Consigne a | Résumez en trois phrases au plus le paragraphe de l'extrait de page qui commence par « L'histoire prend place à San Francisco », en conservant ses faits principaux.

Extrait de page |

************

Voici un drôle de bouquin, précédé d’une plutôt bonne presse outre-atlantique (qui met principalement en avant l’humour de l’auteur comme son atout majeur) et affublé d’une couverture pour le moins hideuse à mon humble avis ! D’un rose flashy, dotée d’une iconographie tout en formes géométriques, je dois bien dire que ce n’est pas le genre à me pousser à ouvrir un livre…
Mais bon, passées ces considérations esthétiques somme toute peu objectives, je me suis intéressé plus avant à ce qu’avait à nous raconter l’auteur,
Christopher Moore, histoire de voir si les promesses d’originalité et de drôlerie étaient bien tenues.

L’histoire prend place à San Francisco, et met en scène
Charlie Asher, un type tout ce qu’il y a de plus banal, se définissant lui-même comme un « mâle-bêta », comprenez un monsieur-tout-le-monde-insignifiant, en opposition aux « mâles-alpha » qui sont beaux, brillants, promis à de grandes choses et à qui tout réussit dans la vie. Charlie donc, a conscience d’être un homme très commun qui vit une existence sans grande prétention et ça lui va bien ainsi. Car dans sa condition de mâle bêta il se considère comme chanceux malgré tout. Il a une femme superbe, Rachel, il tient une boutique de brocante qui lui permet de vivre correctement, et surtout il est sur le point de devenir l’heureux papa d’une petite Sophie. Et Charlie se contente bien de cette petite vie rangée, qui suffit à son bonheur.

************

Données affichées |
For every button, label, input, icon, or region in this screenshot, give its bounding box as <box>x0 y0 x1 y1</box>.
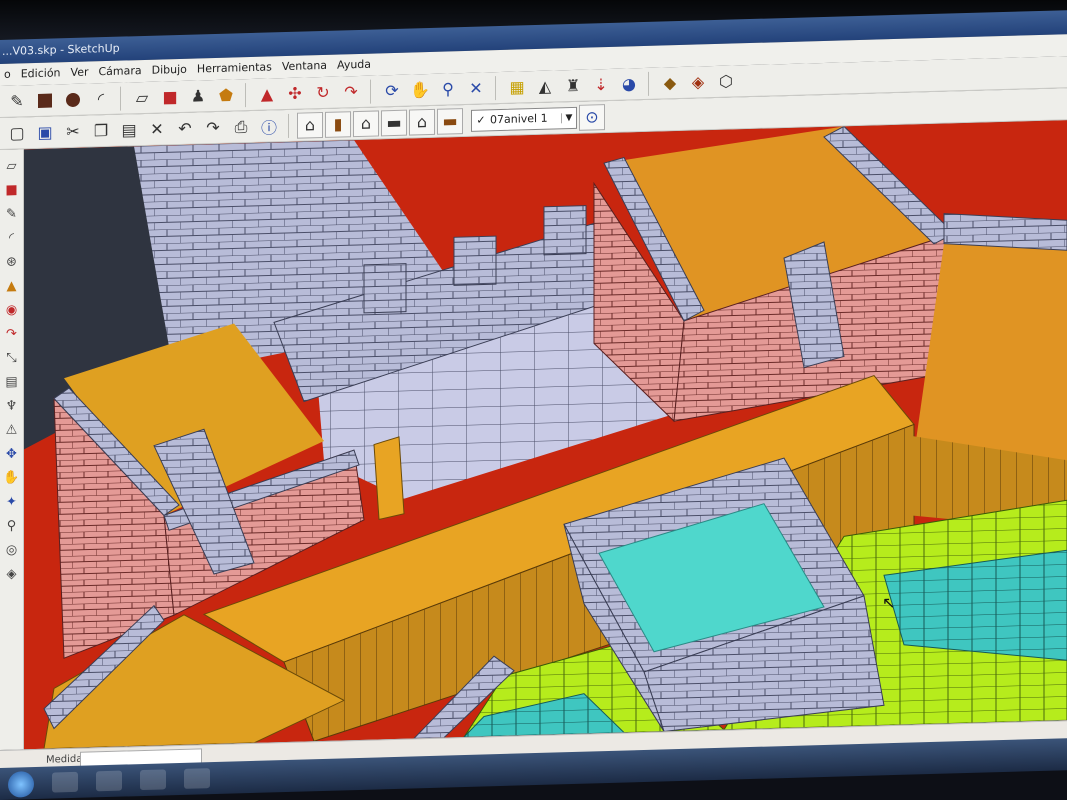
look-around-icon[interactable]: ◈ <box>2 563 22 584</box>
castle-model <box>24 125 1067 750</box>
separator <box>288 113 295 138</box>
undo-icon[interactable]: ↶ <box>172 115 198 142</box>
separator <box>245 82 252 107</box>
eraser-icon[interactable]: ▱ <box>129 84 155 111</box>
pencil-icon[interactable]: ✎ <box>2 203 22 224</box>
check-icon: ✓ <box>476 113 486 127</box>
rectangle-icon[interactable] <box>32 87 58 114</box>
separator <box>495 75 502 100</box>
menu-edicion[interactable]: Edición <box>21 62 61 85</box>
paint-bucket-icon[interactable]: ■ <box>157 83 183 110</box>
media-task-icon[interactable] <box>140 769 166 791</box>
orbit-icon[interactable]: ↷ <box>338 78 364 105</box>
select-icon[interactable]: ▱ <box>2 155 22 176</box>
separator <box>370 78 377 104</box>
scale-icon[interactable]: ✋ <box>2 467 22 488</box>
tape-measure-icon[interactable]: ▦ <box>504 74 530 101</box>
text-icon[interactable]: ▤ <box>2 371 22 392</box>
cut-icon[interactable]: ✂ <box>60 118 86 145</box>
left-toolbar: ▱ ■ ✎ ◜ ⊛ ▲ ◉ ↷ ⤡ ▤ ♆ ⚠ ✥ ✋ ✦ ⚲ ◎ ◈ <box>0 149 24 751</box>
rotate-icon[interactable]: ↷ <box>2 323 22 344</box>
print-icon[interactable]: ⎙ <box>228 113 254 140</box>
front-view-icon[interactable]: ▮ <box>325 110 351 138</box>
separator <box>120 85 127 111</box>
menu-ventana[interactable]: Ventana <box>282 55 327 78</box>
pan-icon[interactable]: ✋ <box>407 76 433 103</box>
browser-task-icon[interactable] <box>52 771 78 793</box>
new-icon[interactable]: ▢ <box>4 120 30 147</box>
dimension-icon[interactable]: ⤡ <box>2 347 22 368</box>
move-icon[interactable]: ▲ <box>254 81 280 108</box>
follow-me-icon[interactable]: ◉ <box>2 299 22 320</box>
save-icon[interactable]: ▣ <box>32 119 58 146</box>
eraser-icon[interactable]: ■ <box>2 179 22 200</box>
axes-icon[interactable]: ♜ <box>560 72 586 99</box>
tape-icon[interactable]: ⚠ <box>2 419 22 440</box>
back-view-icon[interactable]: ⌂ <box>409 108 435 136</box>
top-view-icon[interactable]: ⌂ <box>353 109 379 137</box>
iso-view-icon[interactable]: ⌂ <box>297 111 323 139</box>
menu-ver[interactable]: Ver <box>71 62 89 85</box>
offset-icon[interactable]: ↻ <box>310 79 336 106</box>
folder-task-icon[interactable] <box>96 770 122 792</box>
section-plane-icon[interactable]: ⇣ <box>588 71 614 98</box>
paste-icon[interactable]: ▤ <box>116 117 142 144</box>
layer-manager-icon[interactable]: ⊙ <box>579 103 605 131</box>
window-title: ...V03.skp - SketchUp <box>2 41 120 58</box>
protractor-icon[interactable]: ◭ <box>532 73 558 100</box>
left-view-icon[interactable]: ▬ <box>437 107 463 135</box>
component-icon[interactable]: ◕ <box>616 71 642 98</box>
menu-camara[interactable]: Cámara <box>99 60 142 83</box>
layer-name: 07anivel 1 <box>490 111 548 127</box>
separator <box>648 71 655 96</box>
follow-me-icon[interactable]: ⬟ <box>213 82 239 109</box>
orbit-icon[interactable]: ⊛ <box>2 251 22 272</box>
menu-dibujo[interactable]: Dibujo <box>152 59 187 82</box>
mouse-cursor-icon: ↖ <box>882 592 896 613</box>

************

Consigne b | Dans les entrées, substituez « divider » à « separator » sans rien modifier d'autre. Commencez à la ligne qui contient « look-around-icon[interactable]: ◈ <box>2 », arrêtez-vous après celle qui contient « separator <box>370 78 377 104</box> » et ne recopiez que ces lignes.

Corrigé a | À San Francisco, Charlie Asher, homme banal qui se définit comme un « mâle-bêta » par opposition aux « mâles-alpha » à qui tout réussit, mène une existence sans grande prétention qui lui convient. Il se juge chanceux malgré tout : il a une femme superbe, Rachel, et une boutique de brocante qui lui permet de vivre correctement. Il est surtout sur le point de devenir le père d'une petite Sophie, et cette vie rangée suffit à son bonheur.

Corrigé b |
look-around-icon[interactable]: ◈ <box>2 563 22 584</box>
castle-model <box>24 125 1067 750</box>
divider <box>288 113 295 138</box>
undo-icon[interactable]: ↶ <box>172 115 198 142</box>
divider <box>245 82 252 107</box>
eraser-icon[interactable]: ▱ <box>129 84 155 111</box>
pencil-icon[interactable]: ✎ <box>2 203 22 224</box>
check-icon: ✓ <box>476 113 486 127</box>
rectangle-icon[interactable] <box>32 87 58 114</box>
divider <box>495 75 502 100</box>
menu-edicion[interactable]: Edición <box>21 62 61 85</box>
paint-bucket-icon[interactable]: ■ <box>157 83 183 110</box>
media-task-icon[interactable] <box>140 769 166 791</box>
orbit-icon[interactable]: ↷ <box>338 78 364 105</box>
select-icon[interactable]: ▱ <box>2 155 22 176</box>
divider <box>370 78 377 104</box>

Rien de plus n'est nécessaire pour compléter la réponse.